▶ [What is being asked] Exclude any images and output the remaining records exactly.

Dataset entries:
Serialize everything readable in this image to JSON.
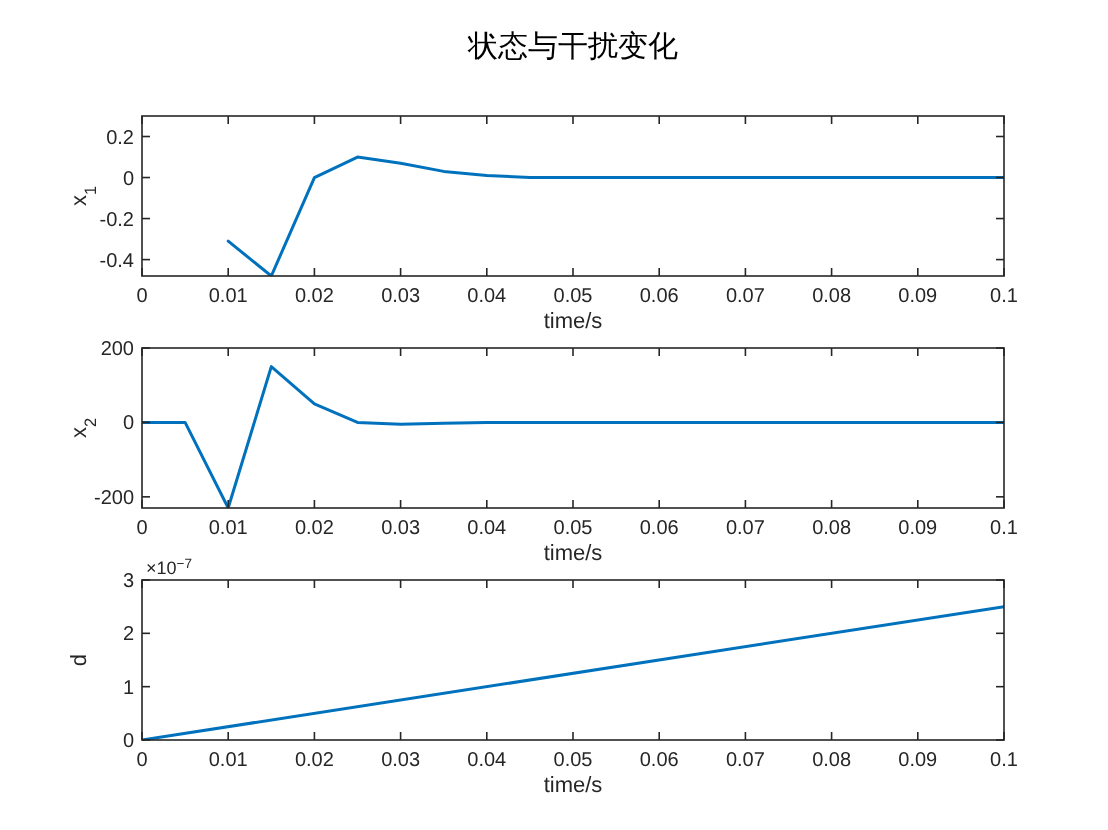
{
  "chart_data": [
    {
      "type": "line",
      "title": "状态与干扰变化",
      "xlabel": "time/s",
      "ylabel": "x$_{1}$",
      "color": "#0072bd",
      "xlim": [
        0,
        0.1
      ],
      "ylim": [
        -0.48,
        0.3
      ],
      "xticks": [
        0,
        0.01,
        0.02,
        0.03,
        0.04,
        0.05,
        0.06,
        0.07,
        0.08,
        0.09,
        0.1
      ],
      "yticks": [
        -0.4,
        -0.2,
        0,
        0.2
      ],
      "x": [
        0.01,
        0.015,
        0.02,
        0.025,
        0.03,
        0.035,
        0.04,
        0.045,
        0.05,
        0.055,
        0.06,
        0.065,
        0.07,
        0.075,
        0.08,
        0.085,
        0.09,
        0.095,
        0.1
      ],
      "values": [
        -0.31,
        -0.48,
        0,
        0.1,
        0.07,
        0.03,
        0.01,
        0,
        0,
        0,
        0,
        0,
        0,
        0,
        0,
        0,
        0,
        0,
        0
      ]
    },
    {
      "type": "line",
      "xlabel": "time/s",
      "ylabel": "x$_{2}$",
      "color": "#0072bd",
      "xlim": [
        0,
        0.1
      ],
      "ylim": [
        -230,
        200
      ],
      "xticks": [
        0,
        0.01,
        0.02,
        0.03,
        0.04,
        0.05,
        0.06,
        0.07,
        0.08,
        0.09,
        0.1
      ],
      "yticks": [
        -200,
        0,
        200
      ],
      "x": [
        0,
        0.005,
        0.01,
        0.015,
        0.02,
        0.025,
        0.03,
        0.035,
        0.04,
        0.045,
        0.05,
        0.055,
        0.06,
        0.065,
        0.07,
        0.075,
        0.08,
        0.085,
        0.09,
        0.095,
        0.1
      ],
      "values": [
        0,
        0,
        -230,
        150,
        50,
        0,
        -5,
        -2,
        0,
        0,
        0,
        0,
        0,
        0,
        0,
        0,
        0,
        0,
        0,
        0,
        0
      ]
    },
    {
      "type": "line",
      "xlabel": "time/s",
      "ylabel": "d",
      "color": "#0072bd",
      "xlim": [
        0,
        0.1
      ],
      "ylim": [
        0,
        3
      ],
      "xticks": [
        0,
        0.01,
        0.02,
        0.03,
        0.04,
        0.05,
        0.06,
        0.07,
        0.08,
        0.09,
        0.1
      ],
      "yticks": [
        0,
        1,
        2,
        3
      ],
      "x": [
        0,
        0.1
      ],
      "values": [
        0,
        2.5
      ],
      "annotations": [
        "×10$^{−7}$"
      ]
    }
  ]
}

▶ [The output]
Serialize everything readable in this image to JSON.
{
  "chart_data": [
    {
      "type": "line",
      "title": "状态与干扰变化",
      "xlabel": "time/s",
      "ylabel": "x$_{1}$",
      "color": "#0072bd",
      "xlim": [
        0,
        0.1
      ],
      "ylim": [
        -0.48,
        0.3
      ],
      "xticks": [
        0,
        0.01,
        0.02,
        0.03,
        0.04,
        0.05,
        0.06,
        0.07,
        0.08,
        0.09,
        0.1
      ],
      "yticks": [
        -0.4,
        -0.2,
        0,
        0.2
      ],
      "x": [
        0.01,
        0.015,
        0.02,
        0.025,
        0.03,
        0.035,
        0.04,
        0.045,
        0.05,
        0.055,
        0.06,
        0.065,
        0.07,
        0.075,
        0.08,
        0.085,
        0.09,
        0.095,
        0.1
      ],
      "values": [
        -0.31,
        -0.48,
        0,
        0.1,
        0.07,
        0.03,
        0.01,
        0,
        0,
        0,
        0,
        0,
        0,
        0,
        0,
        0,
        0,
        0,
        0
      ]
    },
    {
      "type": "line",
      "xlabel": "time/s",
      "ylabel": "x$_{2}$",
      "color": "#0072bd",
      "xlim": [
        0,
        0.1
      ],
      "ylim": [
        -230,
        200
      ],
      "xticks": [
        0,
        0.01,
        0.02,
        0.03,
        0.04,
        0.05,
        0.06,
        0.07,
        0.08,
        0.09,
        0.1
      ],
      "yticks": [
        -200,
        0,
        200
      ],
      "x": [
        0,
        0.005,
        0.01,
        0.015,
        0.02,
        0.025,
        0.03,
        0.035,
        0.04,
        0.045,
        0.05,
        0.055,
        0.06,
        0.065,
        0.07,
        0.075,
        0.08,
        0.085,
        0.09,
        0.095,
        0.1
      ],
      "values": [
        0,
        0,
        -230,
        150,
        50,
        0,
        -5,
        -2,
        0,
        0,
        0,
        0,
        0,
        0,
        0,
        0,
        0,
        0,
        0,
        0,
        0
      ]
    },
    {
      "type": "line",
      "xlabel": "time/s",
      "ylabel": "d",
      "color": "#0072bd",
      "xlim": [
        0,
        0.1
      ],
      "ylim": [
        0,
        3
      ],
      "xticks": [
        0,
        0.01,
        0.02,
        0.03,
        0.04,
        0.05,
        0.06,
        0.07,
        0.08,
        0.09,
        0.1
      ],
      "yticks": [
        0,
        1,
        2,
        3
      ],
      "x": [
        0,
        0.1
      ],
      "values": [
        0,
        2.5
      ],
      "annotations": [
        "×10$^{−7}$"
      ]
    }
  ]
}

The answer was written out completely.